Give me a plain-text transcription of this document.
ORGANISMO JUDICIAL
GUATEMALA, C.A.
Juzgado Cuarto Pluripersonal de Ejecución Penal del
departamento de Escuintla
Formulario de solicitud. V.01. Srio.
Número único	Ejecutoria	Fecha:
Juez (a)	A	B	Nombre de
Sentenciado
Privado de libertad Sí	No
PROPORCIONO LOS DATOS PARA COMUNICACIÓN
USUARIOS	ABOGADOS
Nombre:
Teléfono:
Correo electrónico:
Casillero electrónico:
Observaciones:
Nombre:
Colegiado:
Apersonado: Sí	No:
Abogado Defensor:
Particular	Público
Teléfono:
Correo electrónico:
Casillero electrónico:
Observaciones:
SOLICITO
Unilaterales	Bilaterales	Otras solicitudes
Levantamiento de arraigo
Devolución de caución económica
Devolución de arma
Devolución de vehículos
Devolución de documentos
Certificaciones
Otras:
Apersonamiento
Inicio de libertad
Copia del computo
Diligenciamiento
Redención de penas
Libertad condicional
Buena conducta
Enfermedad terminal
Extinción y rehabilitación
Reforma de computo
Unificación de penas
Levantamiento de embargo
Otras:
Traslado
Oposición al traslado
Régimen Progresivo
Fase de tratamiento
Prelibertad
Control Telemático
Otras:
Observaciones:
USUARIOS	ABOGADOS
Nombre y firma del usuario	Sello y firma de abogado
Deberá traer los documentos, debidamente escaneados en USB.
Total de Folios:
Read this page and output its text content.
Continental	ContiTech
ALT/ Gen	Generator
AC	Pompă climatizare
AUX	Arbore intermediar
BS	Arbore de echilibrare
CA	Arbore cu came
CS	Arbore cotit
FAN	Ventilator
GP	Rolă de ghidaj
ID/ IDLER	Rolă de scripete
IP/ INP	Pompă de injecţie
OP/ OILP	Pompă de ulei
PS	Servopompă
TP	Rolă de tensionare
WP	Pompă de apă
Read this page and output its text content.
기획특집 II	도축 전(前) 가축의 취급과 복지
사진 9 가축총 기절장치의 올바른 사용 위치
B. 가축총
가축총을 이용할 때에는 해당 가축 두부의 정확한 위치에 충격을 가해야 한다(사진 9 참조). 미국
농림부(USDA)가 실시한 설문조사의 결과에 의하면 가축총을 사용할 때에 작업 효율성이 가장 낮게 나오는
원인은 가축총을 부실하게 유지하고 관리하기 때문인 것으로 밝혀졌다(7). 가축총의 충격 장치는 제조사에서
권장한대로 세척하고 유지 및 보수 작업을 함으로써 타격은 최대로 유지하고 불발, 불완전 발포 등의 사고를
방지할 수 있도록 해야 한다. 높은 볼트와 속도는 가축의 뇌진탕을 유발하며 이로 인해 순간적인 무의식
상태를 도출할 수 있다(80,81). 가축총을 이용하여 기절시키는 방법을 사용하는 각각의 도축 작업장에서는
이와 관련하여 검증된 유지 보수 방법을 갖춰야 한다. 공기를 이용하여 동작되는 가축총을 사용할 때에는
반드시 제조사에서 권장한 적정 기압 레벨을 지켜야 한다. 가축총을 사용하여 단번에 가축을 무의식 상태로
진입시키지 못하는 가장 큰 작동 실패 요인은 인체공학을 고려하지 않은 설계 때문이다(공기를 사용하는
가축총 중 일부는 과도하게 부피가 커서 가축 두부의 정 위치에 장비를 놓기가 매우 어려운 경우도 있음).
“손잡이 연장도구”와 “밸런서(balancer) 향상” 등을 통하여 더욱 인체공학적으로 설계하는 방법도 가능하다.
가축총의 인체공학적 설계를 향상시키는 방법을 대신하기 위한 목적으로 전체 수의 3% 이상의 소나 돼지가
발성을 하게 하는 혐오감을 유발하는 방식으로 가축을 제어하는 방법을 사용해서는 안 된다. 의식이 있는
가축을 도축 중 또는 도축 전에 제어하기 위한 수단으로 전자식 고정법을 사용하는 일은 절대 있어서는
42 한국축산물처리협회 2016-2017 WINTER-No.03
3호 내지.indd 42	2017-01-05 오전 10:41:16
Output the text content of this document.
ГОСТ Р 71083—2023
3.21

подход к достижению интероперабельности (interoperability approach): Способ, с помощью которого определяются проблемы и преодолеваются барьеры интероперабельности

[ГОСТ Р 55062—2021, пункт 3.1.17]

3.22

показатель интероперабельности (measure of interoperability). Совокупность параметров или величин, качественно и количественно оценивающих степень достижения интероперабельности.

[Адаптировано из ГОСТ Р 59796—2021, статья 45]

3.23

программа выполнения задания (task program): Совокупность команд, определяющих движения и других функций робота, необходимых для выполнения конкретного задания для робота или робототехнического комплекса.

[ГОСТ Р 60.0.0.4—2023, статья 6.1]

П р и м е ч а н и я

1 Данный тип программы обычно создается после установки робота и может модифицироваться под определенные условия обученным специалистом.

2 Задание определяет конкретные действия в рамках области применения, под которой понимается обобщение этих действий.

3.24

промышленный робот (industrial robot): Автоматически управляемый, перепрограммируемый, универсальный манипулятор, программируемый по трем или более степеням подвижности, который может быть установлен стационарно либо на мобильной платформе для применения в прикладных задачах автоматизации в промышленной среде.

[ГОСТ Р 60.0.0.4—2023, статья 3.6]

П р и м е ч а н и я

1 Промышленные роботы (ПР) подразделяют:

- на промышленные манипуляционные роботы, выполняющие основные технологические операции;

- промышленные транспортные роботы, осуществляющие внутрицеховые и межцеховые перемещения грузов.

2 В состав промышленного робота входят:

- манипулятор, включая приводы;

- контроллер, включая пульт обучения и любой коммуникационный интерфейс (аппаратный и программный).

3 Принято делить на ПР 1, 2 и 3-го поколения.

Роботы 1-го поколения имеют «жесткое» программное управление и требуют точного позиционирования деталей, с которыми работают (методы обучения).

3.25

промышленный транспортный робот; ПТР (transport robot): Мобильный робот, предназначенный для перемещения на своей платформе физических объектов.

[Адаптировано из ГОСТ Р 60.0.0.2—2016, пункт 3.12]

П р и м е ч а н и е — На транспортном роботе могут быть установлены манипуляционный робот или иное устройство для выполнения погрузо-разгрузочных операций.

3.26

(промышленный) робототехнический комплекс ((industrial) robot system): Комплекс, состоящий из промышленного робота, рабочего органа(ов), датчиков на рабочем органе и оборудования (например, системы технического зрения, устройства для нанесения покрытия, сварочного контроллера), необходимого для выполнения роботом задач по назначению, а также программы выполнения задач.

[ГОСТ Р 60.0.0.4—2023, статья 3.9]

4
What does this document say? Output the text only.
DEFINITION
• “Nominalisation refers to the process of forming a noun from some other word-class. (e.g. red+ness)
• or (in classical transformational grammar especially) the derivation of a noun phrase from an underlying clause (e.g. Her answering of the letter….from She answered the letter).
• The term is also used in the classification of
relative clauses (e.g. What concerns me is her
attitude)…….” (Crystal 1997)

- - - - - - -

**SET EXERCISE**
Each record above should be returned exactly as it appears.

**TASK RESULT**
Give me a plain-text transcription of this document.
ORGANISMO JUDICIAL
GUATEMALA, C.A.
Juzgado Cuarto Pluripersonal de Ejecución Penal del
departamento de Escuintla
Formulario de solicitud. V.01. Srio.
Número único	Ejecutoria	Fecha:
Juez (a)	A	B	Nombre de
Sentenciado
Privado de libertad Sí	No
PROPORCIONO LOS DATOS PARA COMUNICACIÓN
USUARIOS	ABOGADOS
Nombre:
Teléfono:
Correo electrónico:
Casillero electrónico:
Observaciones:
Nombre:
Colegiado:
Apersonado: Sí	No:
Abogado Defensor:
Particular	Público
Teléfono:
Correo electrónico:
Casillero electrónico:
Observaciones:
SOLICITO
Unilaterales	Bilaterales	Otras solicitudes
Levantamiento de arraigo
Devolución de caución económica
Devolución de arma
Devolución de vehículos
Devolución de documentos
Certificaciones
Otras:
Apersonamiento
Inicio de libertad
Copia del computo
Diligenciamiento
Redención de penas
Libertad condicional
Buena conducta
Enfermedad terminal
Extinción y rehabilitación
Reforma de computo
Unificación de penas
Levantamiento de embargo
Otras:
Traslado
Oposición al traslado
Régimen Progresivo
Fase de tratamiento
Prelibertad
Control Telemático
Otras:
Observaciones:
USUARIOS	ABOGADOS
Nombre y firma del usuario	Sello y firma de abogado
Deberá traer los documentos, debidamente escaneados en USB.
Total de Folios:
Read this page and output its text content.
Continental	ContiTech
ALT/ Gen	Generator
AC	Pompă climatizare
AUX	Arbore intermediar
BS	Arbore de echilibrare
CA	Arbore cu came
CS	Arbore cotit
FAN	Ventilator
GP	Rolă de ghidaj
ID/ IDLER	Rolă de scripete
IP/ INP	Pompă de injecţie
OP/ OILP	Pompă de ulei
PS	Servopompă
TP	Rolă de tensionare
WP	Pompă de apă
Read this page and output its text content.
기획특집 II	도축 전(前) 가축의 취급과 복지
사진 9 가축총 기절장치의 올바른 사용 위치
B. 가축총
가축총을 이용할 때에는 해당 가축 두부의 정확한 위치에 충격을 가해야 한다(사진 9 참조). 미국
농림부(USDA)가 실시한 설문조사의 결과에 의하면 가축총을 사용할 때에 작업 효율성이 가장 낮게 나오는
원인은 가축총을 부실하게 유지하고 관리하기 때문인 것으로 밝혀졌다(7). 가축총의 충격 장치는 제조사에서
권장한대로 세척하고 유지 및 보수 작업을 함으로써 타격은 최대로 유지하고 불발, 불완전 발포 등의 사고를
방지할 수 있도록 해야 한다. 높은 볼트와 속도는 가축의 뇌진탕을 유발하며 이로 인해 순간적인 무의식
상태를 도출할 수 있다(80,81). 가축총을 이용하여 기절시키는 방법을 사용하는 각각의 도축 작업장에서는
이와 관련하여 검증된 유지 보수 방법을 갖춰야 한다. 공기를 이용하여 동작되는 가축총을 사용할 때에는
반드시 제조사에서 권장한 적정 기압 레벨을 지켜야 한다. 가축총을 사용하여 단번에 가축을 무의식 상태로
진입시키지 못하는 가장 큰 작동 실패 요인은 인체공학을 고려하지 않은 설계 때문이다(공기를 사용하는
가축총 중 일부는 과도하게 부피가 커서 가축 두부의 정 위치에 장비를 놓기가 매우 어려운 경우도 있음).
“손잡이 연장도구”와 “밸런서(balancer) 향상” 등을 통하여 더욱 인체공학적으로 설계하는 방법도 가능하다.
가축총의 인체공학적 설계를 향상시키는 방법을 대신하기 위한 목적으로 전체 수의 3% 이상의 소나 돼지가
발성을 하게 하는 혐오감을 유발하는 방식으로 가축을 제어하는 방법을 사용해서는 안 된다. 의식이 있는
가축을 도축 중 또는 도축 전에 제어하기 위한 수단으로 전자식 고정법을 사용하는 일은 절대 있어서는
42 한국축산물처리협회 2016-2017 WINTER-No.03
3호 내지.indd 42	2017-01-05 오전 10:41:16
Output the text content of this document.
ГОСТ Р 71083—2023
3.21

подход к достижению интероперабельности (interoperability approach): Способ, с помощью которого определяются проблемы и преодолеваются барьеры интероперабельности

[ГОСТ Р 55062—2021, пункт 3.1.17]

3.22

показатель интероперабельности (measure of interoperability). Совокупность параметров или величин, качественно и количественно оценивающих степень достижения интероперабельности.

[Адаптировано из ГОСТ Р 59796—2021, статья 45]

3.23

программа выполнения задания (task program): Совокупность команд, определяющих движения и других функций робота, необходимых для выполнения конкретного задания для робота или робототехнического комплекса.

[ГОСТ Р 60.0.0.4—2023, статья 6.1]

П р и м е ч а н и я

1 Данный тип программы обычно создается после установки робота и может модифицироваться под определенные условия обученным специалистом.

2 Задание определяет конкретные действия в рамках области применения, под которой понимается обобщение этих действий.

3.24

промышленный робот (industrial robot): Автоматически управляемый, перепрограммируемый, универсальный манипулятор, программируемый по трем или более степеням подвижности, который может быть установлен стационарно либо на мобильной платформе для применения в прикладных задачах автоматизации в промышленной среде.

[ГОСТ Р 60.0.0.4—2023, статья 3.6]

П р и м е ч а н и я

1 Промышленные роботы (ПР) подразделяют:

- на промышленные манипуляционные роботы, выполняющие основные технологические операции;

- промышленные транспортные роботы, осуществляющие внутрицеховые и межцеховые перемещения грузов.

2 В состав промышленного робота входят:

- манипулятор, включая приводы;

- контроллер, включая пульт обучения и любой коммуникационный интерфейс (аппаратный и программный).

3 Принято делить на ПР 1, 2 и 3-го поколения.

Роботы 1-го поколения имеют «жесткое» программное управление и требуют точного позиционирования деталей, с которыми работают (методы обучения).

3.25

промышленный транспортный робот; ПТР (transport robot): Мобильный робот, предназначенный для перемещения на своей платформе физических объектов.

[Адаптировано из ГОСТ Р 60.0.0.2—2016, пункт 3.12]

П р и м е ч а н и е — На транспортном роботе могут быть установлены манипуляционный робот или иное устройство для выполнения погрузо-разгрузочных операций.

3.26

(промышленный) робототехнический комплекс ((industrial) robot system): Комплекс, состоящий из промышленного робота, рабочего органа(ов), датчиков на рабочем органе и оборудования (например, системы технического зрения, устройства для нанесения покрытия, сварочного контроллера), необходимого для выполнения роботом задач по назначению, а также программы выполнения задач.

[ГОСТ Р 60.0.0.4—2023, статья 3.9]

4
What does this document say? Output the text only.
DEFINITION
• “Nominalisation refers to the process of forming a noun from some other word-class. (e.g. red+ness)
• or (in classical transformational grammar especially) the derivation of a noun phrase from an underlying clause (e.g. Her answering of the letter….from She answered the letter).
• The term is also used in the classification of
relative clauses (e.g. What concerns me is her
attitude)…….” (Crystal 1997)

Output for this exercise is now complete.